▶ _Required work_
Locate each line containing the string "this" and copy it out.

▶ _Dataset items_
============================================================

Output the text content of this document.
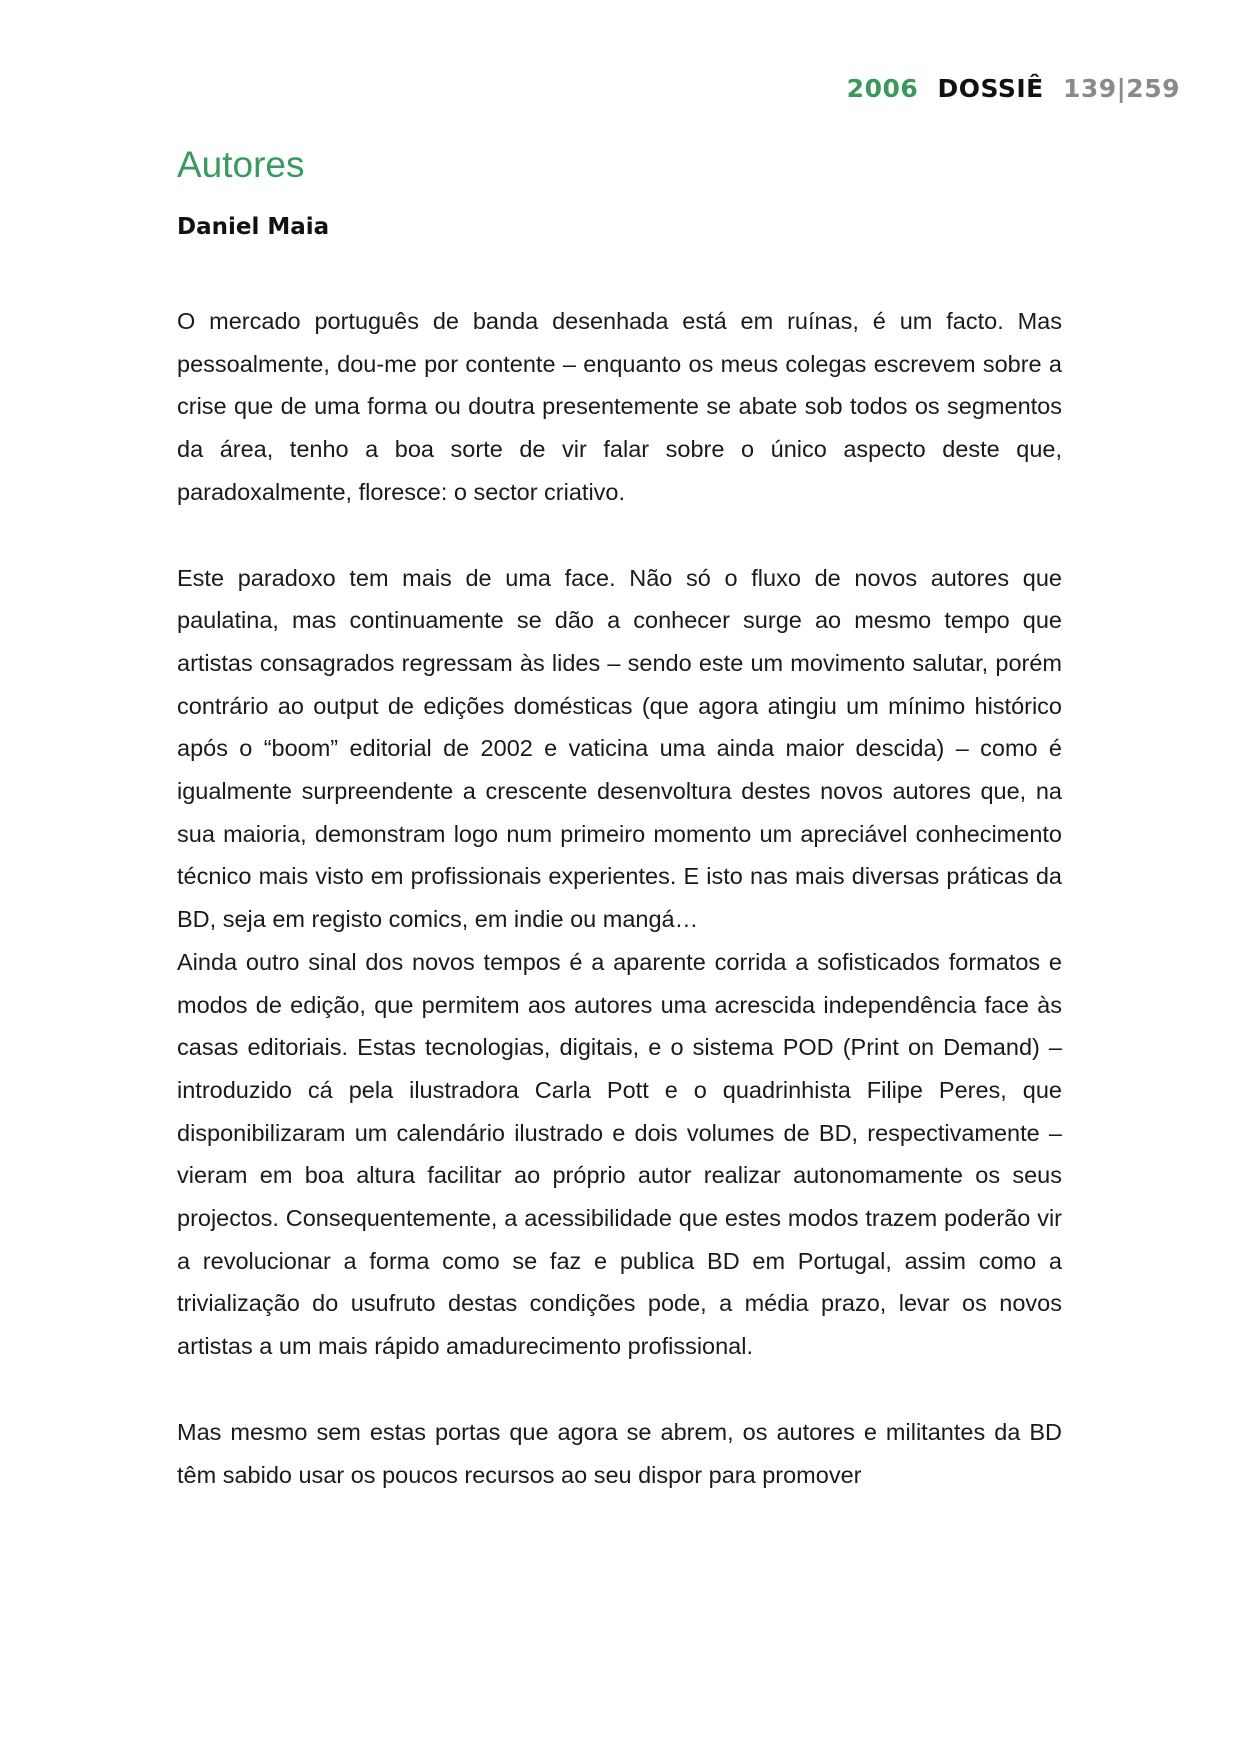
2006 DOSSIÊ 139|259
Autores
Daniel Maia

O mercado português de banda desenhada está em ruínas, é um facto. Mas pessoalmente, dou-me por contente – enquanto os meus colegas escrevem sobre a crise que de uma forma ou doutra presentemente se abate sob todos os segmentos da área, tenho a boa sorte de vir falar sobre o único aspecto deste que, paradoxalmente, floresce: o sector criativo.

Este paradoxo tem mais de uma face. Não só o fluxo de novos autores que paulatina, mas continuamente se dão a conhecer surge ao mesmo tempo que artistas consagrados regressam às lides – sendo este um movimento salutar, porém contrário ao output de edições domésticas (que agora atingiu um mínimo histórico após o “boom” editorial de 2002 e vaticina uma ainda maior descida) – como é igualmente surpreendente a crescente desenvoltura destes novos autores que, na sua maioria, demonstram logo num primeiro momento um apreciável conhecimento técnico mais visto em profissionais experientes. E isto nas mais diversas práticas da BD, seja em registo comics, em indie ou mangá…

Ainda outro sinal dos novos tempos é a aparente corrida a sofisticados formatos e modos de edição, que permitem aos autores uma acrescida independência face às casas editoriais. Estas tecnologias, digitais, e o sistema POD (Print on Demand) – introduzido cá pela ilustradora Carla Pott e o quadrinhista Filipe Peres, que disponibilizaram um calendário ilustrado e dois volumes de BD, respectivamente – vieram em boa altura facilitar ao próprio autor realizar autonomamente os seus projectos. Consequentemente, a acessibilidade que estes modos trazem poderão vir a revolucionar a forma como se faz e publica BD em Portugal, assim como a trivialização do usufruto destas condições pode, a média prazo, levar os novos artistas a um mais rápido amadurecimento profissional.

Mas mesmo sem estas portas que agora se abrem, os autores e militantes da BD têm sabido usar os poucos recursos ao seu dispor para promover
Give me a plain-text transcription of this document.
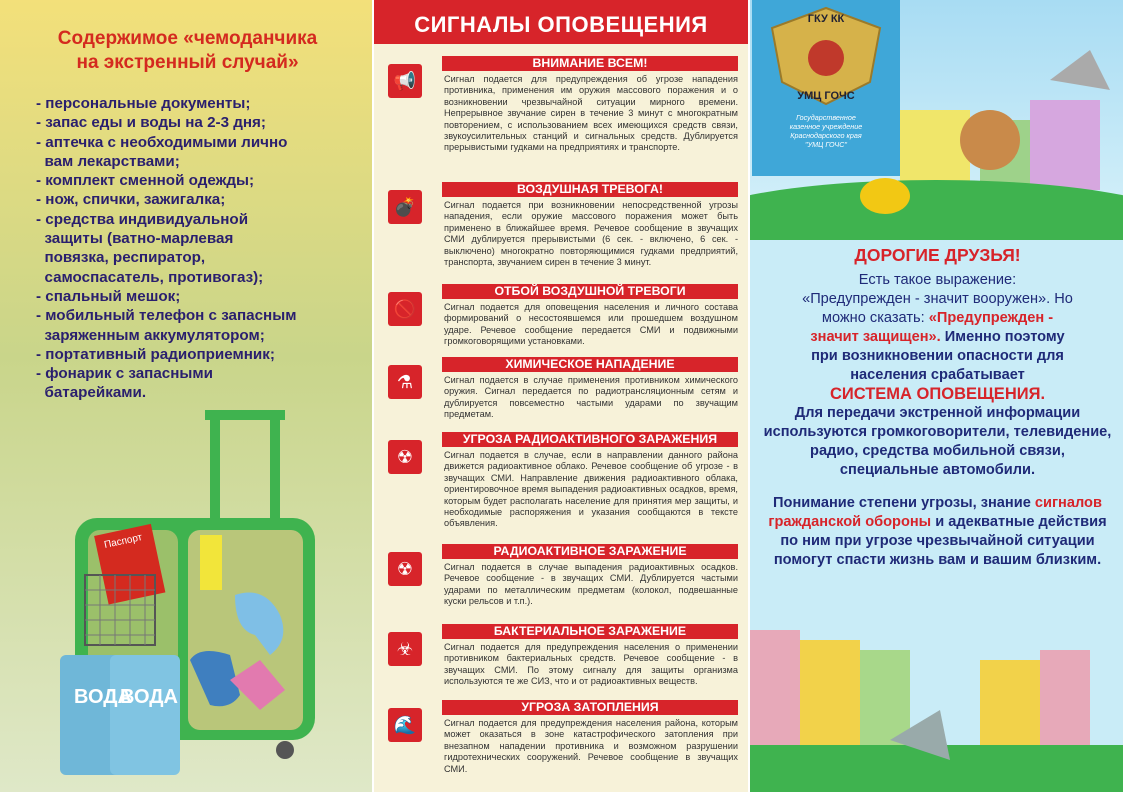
Содержимое «чемоданчика
на экстренный случай»
- персональные документы;
- запас еды и воды на 2-3 дня;
- аптечка с необходимыми лично
вам лекарствами;
- комплект сменной одежды;
- нож, спички, зажигалка;
- средства индивидуальной
защиты (ватно-марлевая
повязка, респиратор,
самоспасатель, противогаз);
- спальный мешок;
- мобильный телефон с запасным
заряженным аккумулятором;
- портативный радиоприемник;
- фонарик с запасными
батарейками.
Паспорт
ВОДА
ВОДА
СИГНАЛЫ ОПОВЕЩЕНИЯ
📢
ВНИМАНИЕ ВСЕМ!
Сигнал подается для предупреждения об угрозе нападения противника, применения им оружия массового поражения и о возникновении чрезвычайной ситуации мирного времени. Непрерывное звучание сирен в течение 3 минут с многократным повторением, с использованием всех имеющихся средств связи, звукоусилительных станций и сигнальных средств. Дублируется прерывистыми гудками на предприятиях и транспорте.
💣
ВОЗДУШНАЯ ТРЕВОГА!
Сигнал подается при возникновении непосредственной угрозы нападения, если оружие массового поражения может быть применено в ближайшее время. Речевое сообщение в звучащих СМИ дублируется прерывистыми (6 сек. - включено, 6 сек. - выключено) многократно повторяющимися гудками предприятий, транспорта, звучанием сирен в течение 3 минут.
🚫
ОТБОЙ ВОЗДУШНОЙ ТРЕВОГИ
Сигнал подается для оповещения населения и личного состава формирований о несостоявшемся или прошедшем воздушном ударе. Речевое сообщение передается СМИ и подвижными громкоговорящими установками.
⚗
ХИМИЧЕСКОЕ НАПАДЕНИЕ
Сигнал подается в случае применения противником химического оружия. Сигнал передается по радиотрансляционным сетям и дублируется повсеместно частыми ударами по звучащим предметам.
☢
УГРОЗА РАДИОАКТИВНОГО ЗАРАЖЕНИЯ
Сигнал подается в случае, если в направлении данного района движется радиоактивное облако. Речевое сообщение об угрозе - в звучащих СМИ. Направление движения радиоактивного облака, ориентировочное время выпадения радиоактивных осадков, время, которым будет располагать население для принятия мер защиты, и необходимые распоряжения и указания сообщаются в тексте объявления.
☢
РАДИОАКТИВНОЕ ЗАРАЖЕНИЕ
Сигнал подается в случае выпадения радиоактивных осадков. Речевое сообщение - в звучащих СМИ. Дублируется частыми ударами по металлическим предметам (колокол, подвешанные куски рельсов и т.п.).
☣
БАКТЕРИАЛЬНОЕ ЗАРАЖЕНИЕ
Сигнал подается для предупреждения населения о применении противником бактериальных средств. Речевое сообщение - в звучащих СМИ. По этому сигналу для защиты организма используются те же СИЗ, что и от радиоактивных веществ.
🌊
УГРОЗА ЗАТОПЛЕНИЯ
Сигнал подается для предупреждения населения района, которым может оказаться в зоне катастрофического затопления при внезапном нападении противника и возможном разрушении гидротехнических сооружений. Речевое сообщение в звучащих СМИ.
ГКУ КК
УМЦ ГОЧС
Государственное
казенное учреждение
Краснодарского края
"УМЦ ГОЧС"
ДОРОГИЕ ДРУЗЬЯ!
Есть такое выражение:
«Предупрежден - значит вооружен». Но
можно сказать: «Предупрежден -
значит защищен». Именно поэтому
при возникновении опасности для
населения срабатывает
СИСТЕМА ОПОВЕЩЕНИЯ.
Для передачи экстренной информации используются громкоговорители, телевидение, радио, средства мобильной связи, специальные автомобили.
Понимание степени угрозы, знание сигналов гражданской обороны и адекватные действия по ним при угрозе чрезвычайной ситуации помогут спасти жизнь вам и вашим близким.
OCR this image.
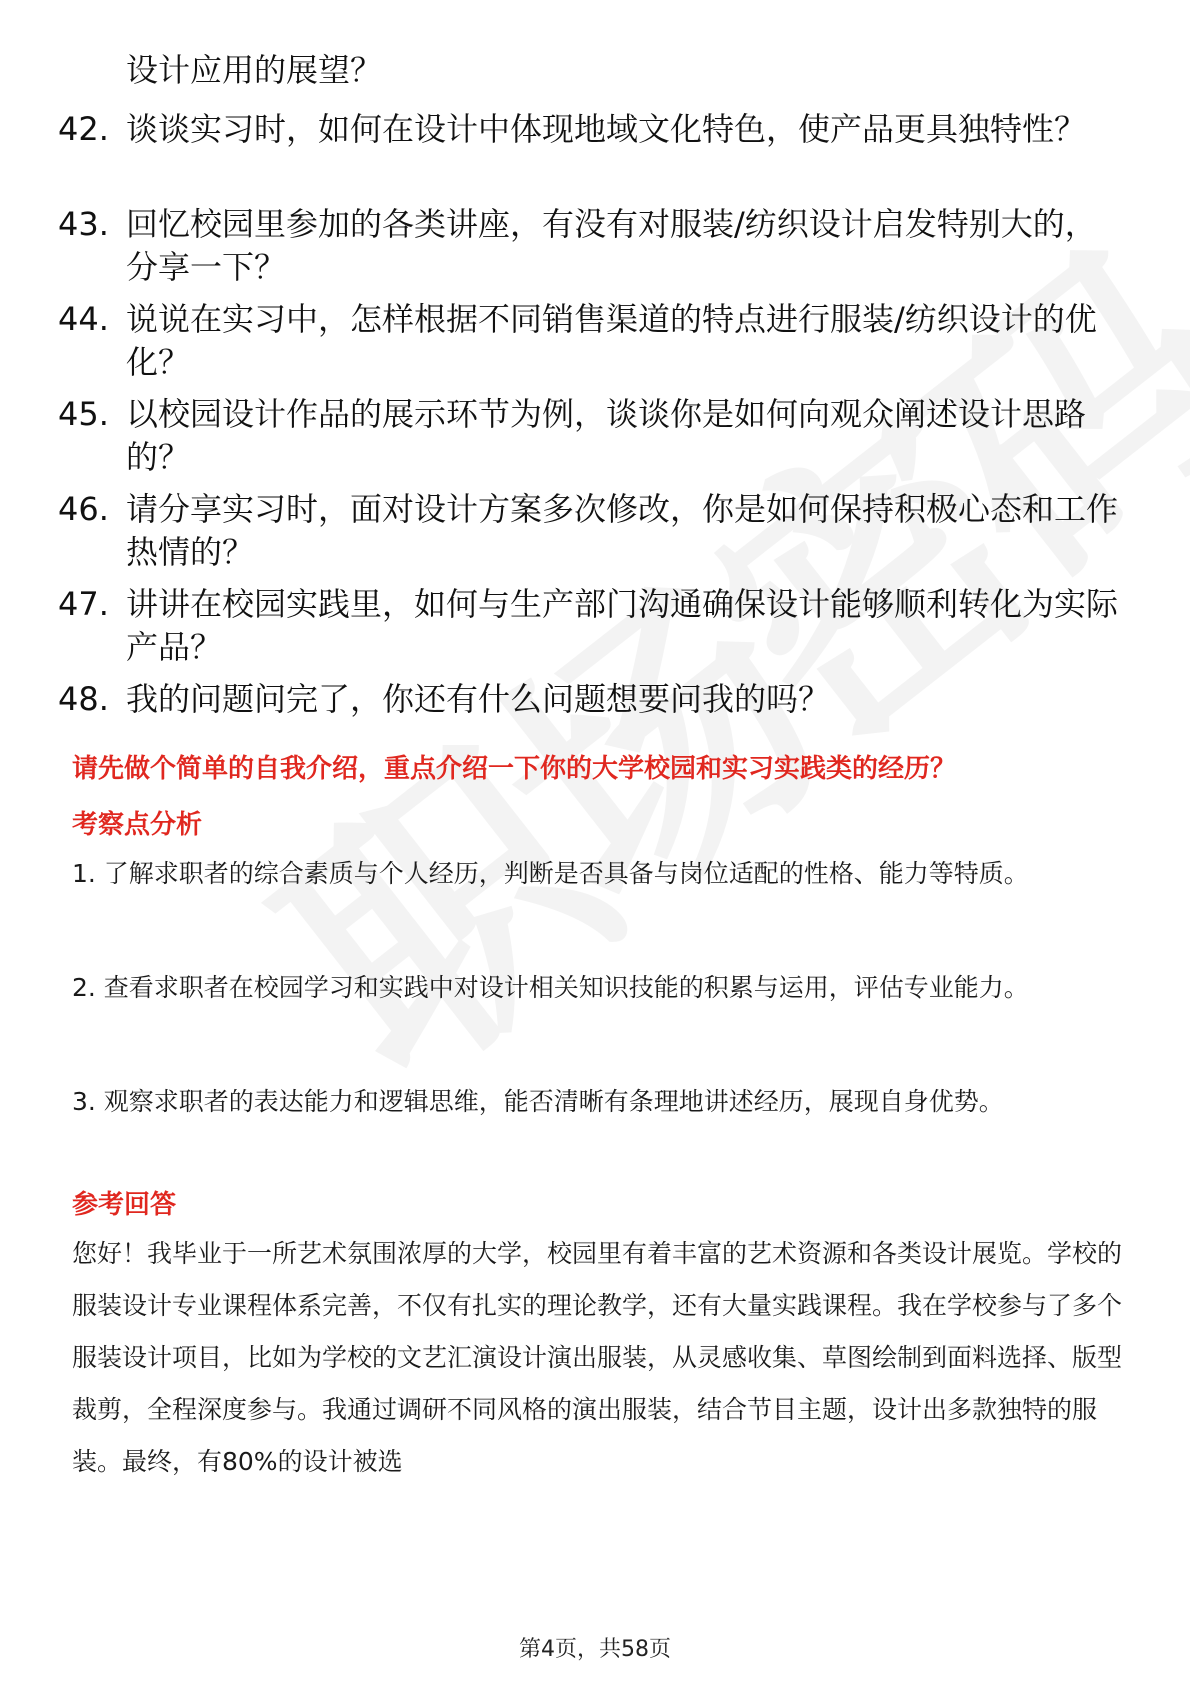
设计应用的展望？
42. 谈谈实习时，如何在设计中体现地域文化特色，使产品更具独特性？
43. 回忆校园里参加的各类讲座，有没有对服装/纺织设计启发特别大的，分享一下？
44. 说说在实习中，怎样根据不同销售渠道的特点进行服装/纺织设计的优化？
45. 以校园设计作品的展示环节为例，谈谈你是如何向观众阐述设计思路的？
46. 请分享实习时，面对设计方案多次修改，你是如何保持积极心态和工作热情的？
47. 讲讲在校园实践里，如何与生产部门沟通确保设计能够顺利转化为实际产品？
48. 我的问题问完了，你还有什么问题想要问我的吗？
请先做个简单的自我介绍，重点介绍一下你的大学校园和实习实践类的经历？
考察点分析
1. 了解求职者的综合素质与个人经历，判断是否具备与岗位适配的性格、能力等特质。
2. 查看求职者在校园学习和实践中对设计相关知识技能的积累与运用，评估专业能力。
3. 观察求职者的表达能力和逻辑思维，能否清晰有条理地讲述经历，展现自身优势。
参考回答
您好！我毕业于一所艺术氛围浓厚的大学，校园里有着丰富的艺术资源和各类设计展览。学校的服装设计专业课程体系完善，不仅有扎实的理论教学，还有大量实践课程。我在学校参与了多个服装设计项目，比如为学校的文艺汇演设计演出服装，从灵感收集、草图绘制到面料选择、版型裁剪，全程深度参与。我通过调研不同风格的演出服装，结合节目主题，设计出多款独特的服装。最终，有80%的设计被选
第4页，共58页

============================================================

▶ _Expected output_
Output the text content of this document.
Give me a plain-text transcription of this document.
OCR this image.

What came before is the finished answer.